**SET EXERCISE:** Every line below must be reproduced exactly. Copy them all.

**PROVIDED DATA:**
--- Begin ---

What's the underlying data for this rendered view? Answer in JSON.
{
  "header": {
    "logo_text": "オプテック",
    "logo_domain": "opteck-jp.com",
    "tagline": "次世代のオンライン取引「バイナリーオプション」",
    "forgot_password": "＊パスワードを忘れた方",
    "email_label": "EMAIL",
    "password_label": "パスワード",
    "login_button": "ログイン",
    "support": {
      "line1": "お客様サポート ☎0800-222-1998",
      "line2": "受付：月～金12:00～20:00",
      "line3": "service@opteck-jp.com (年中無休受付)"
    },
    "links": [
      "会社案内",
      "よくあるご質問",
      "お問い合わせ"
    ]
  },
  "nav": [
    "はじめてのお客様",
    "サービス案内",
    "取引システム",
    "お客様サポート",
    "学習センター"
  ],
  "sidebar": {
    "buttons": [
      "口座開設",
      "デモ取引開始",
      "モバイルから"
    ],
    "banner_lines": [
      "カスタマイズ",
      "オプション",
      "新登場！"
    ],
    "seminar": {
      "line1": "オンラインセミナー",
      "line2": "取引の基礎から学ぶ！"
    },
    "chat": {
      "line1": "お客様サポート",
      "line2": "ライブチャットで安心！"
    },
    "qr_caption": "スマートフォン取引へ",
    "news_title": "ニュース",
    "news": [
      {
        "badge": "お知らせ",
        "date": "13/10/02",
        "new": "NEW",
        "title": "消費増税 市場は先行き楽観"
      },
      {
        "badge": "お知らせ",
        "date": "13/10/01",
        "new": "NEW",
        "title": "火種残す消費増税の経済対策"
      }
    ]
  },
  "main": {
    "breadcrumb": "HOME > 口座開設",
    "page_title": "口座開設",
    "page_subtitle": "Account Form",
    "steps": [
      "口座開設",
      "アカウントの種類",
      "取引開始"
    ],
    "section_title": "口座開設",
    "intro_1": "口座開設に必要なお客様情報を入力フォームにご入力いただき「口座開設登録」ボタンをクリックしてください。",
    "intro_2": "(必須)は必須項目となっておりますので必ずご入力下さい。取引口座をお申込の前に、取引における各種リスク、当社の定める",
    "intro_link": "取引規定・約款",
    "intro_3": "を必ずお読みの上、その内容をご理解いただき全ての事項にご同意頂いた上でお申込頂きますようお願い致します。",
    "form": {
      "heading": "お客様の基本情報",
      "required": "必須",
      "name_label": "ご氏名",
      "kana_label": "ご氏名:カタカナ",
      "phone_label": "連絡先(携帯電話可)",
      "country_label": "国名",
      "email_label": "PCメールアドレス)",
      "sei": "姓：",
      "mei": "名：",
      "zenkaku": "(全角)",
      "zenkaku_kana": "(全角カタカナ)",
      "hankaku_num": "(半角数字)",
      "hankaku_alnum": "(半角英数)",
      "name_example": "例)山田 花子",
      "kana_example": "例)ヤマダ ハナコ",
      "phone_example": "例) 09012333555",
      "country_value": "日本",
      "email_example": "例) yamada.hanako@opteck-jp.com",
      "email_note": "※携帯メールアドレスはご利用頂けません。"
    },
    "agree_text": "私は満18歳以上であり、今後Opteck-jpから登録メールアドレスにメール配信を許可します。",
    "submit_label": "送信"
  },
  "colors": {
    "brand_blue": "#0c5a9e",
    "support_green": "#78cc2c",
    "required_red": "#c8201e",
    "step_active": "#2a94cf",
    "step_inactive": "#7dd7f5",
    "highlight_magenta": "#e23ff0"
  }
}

--- End ---

**SOLUTION FOR THIS TASK:**
What's the underlying data for this rendered view? Answer in JSON.
{
  "header": {
    "logo_text": "オプテック",
    "logo_domain": "opteck-jp.com",
    "tagline": "次世代のオンライン取引「バイナリーオプション」",
    "forgot_password": "＊パスワードを忘れた方",
    "email_label": "EMAIL",
    "password_label": "パスワード",
    "login_button": "ログイン",
    "support": {
      "line1": "お客様サポート ☎0800-222-1998",
      "line2": "受付：月～金12:00～20:00",
      "line3": "service@opteck-jp.com (年中無休受付)"
    },
    "links": [
      "会社案内",
      "よくあるご質問",
      "お問い合わせ"
    ]
  },
  "nav": [
    "はじめてのお客様",
    "サービス案内",
    "取引システム",
    "お客様サポート",
    "学習センター"
  ],
  "sidebar": {
    "buttons": [
      "口座開設",
      "デモ取引開始",
      "モバイルから"
    ],
    "banner_lines": [
      "カスタマイズ",
      "オプション",
      "新登場！"
    ],
    "seminar": {
      "line1": "オンラインセミナー",
      "line2": "取引の基礎から学ぶ！"
    },
    "chat": {
      "line1": "お客様サポート",
      "line2": "ライブチャットで安心！"
    },
    "qr_caption": "スマートフォン取引へ",
    "news_title": "ニュース",
    "news": [
      {
        "badge": "お知らせ",
        "date": "13/10/02",
        "new": "NEW",
        "title": "消費増税 市場は先行き楽観"
      },
      {
        "badge": "お知らせ",
        "date": "13/10/01",
        "new": "NEW",
        "title": "火種残す消費増税の経済対策"
      }
    ]
  },
  "main": {
    "breadcrumb": "HOME > 口座開設",
    "page_title": "口座開設",
    "page_subtitle": "Account Form",
    "steps": [
      "口座開設",
      "アカウントの種類",
      "取引開始"
    ],
    "section_title": "口座開設",
    "intro_1": "口座開設に必要なお客様情報を入力フォームにご入力いただき「口座開設登録」ボタンをクリックしてください。",
    "intro_2": "(必須)は必須項目となっておりますので必ずご入力下さい。取引口座をお申込の前に、取引における各種リスク、当社の定める",
    "intro_link": "取引規定・約款",
    "intro_3": "を必ずお読みの上、その内容をご理解いただき全ての事項にご同意頂いた上でお申込頂きますようお願い致します。",
    "form": {
      "heading": "お客様の基本情報",
      "required": "必須",
      "name_label": "ご氏名",
      "kana_label": "ご氏名:カタカナ",
      "phone_label": "連絡先(携帯電話可)",
      "country_label": "国名",
      "email_label": "PCメールアドレス)",
      "sei": "姓：",
      "mei": "名：",
      "zenkaku": "(全角)",
      "zenkaku_kana": "(全角カタカナ)",
      "hankaku_num": "(半角数字)",
      "hankaku_alnum": "(半角英数)",
      "name_example": "例)山田 花子",
      "kana_example": "例)ヤマダ ハナコ",
      "phone_example": "例) 09012333555",
      "country_value": "日本",
      "email_example": "例) yamada.hanako@opteck-jp.com",
      "email_note": "※携帯メールアドレスはご利用頂けません。"
    },
    "agree_text": "私は満18歳以上であり、今後Opteck-jpから登録メールアドレスにメール配信を許可します。",
    "submit_label": "送信"
  },
  "colors": {
    "brand_blue": "#0c5a9e",
    "support_green": "#78cc2c",
    "required_red": "#c8201e",
    "step_active": "#2a94cf",
    "step_inactive": "#7dd7f5",
    "highlight_magenta": "#e23ff0"
  }
}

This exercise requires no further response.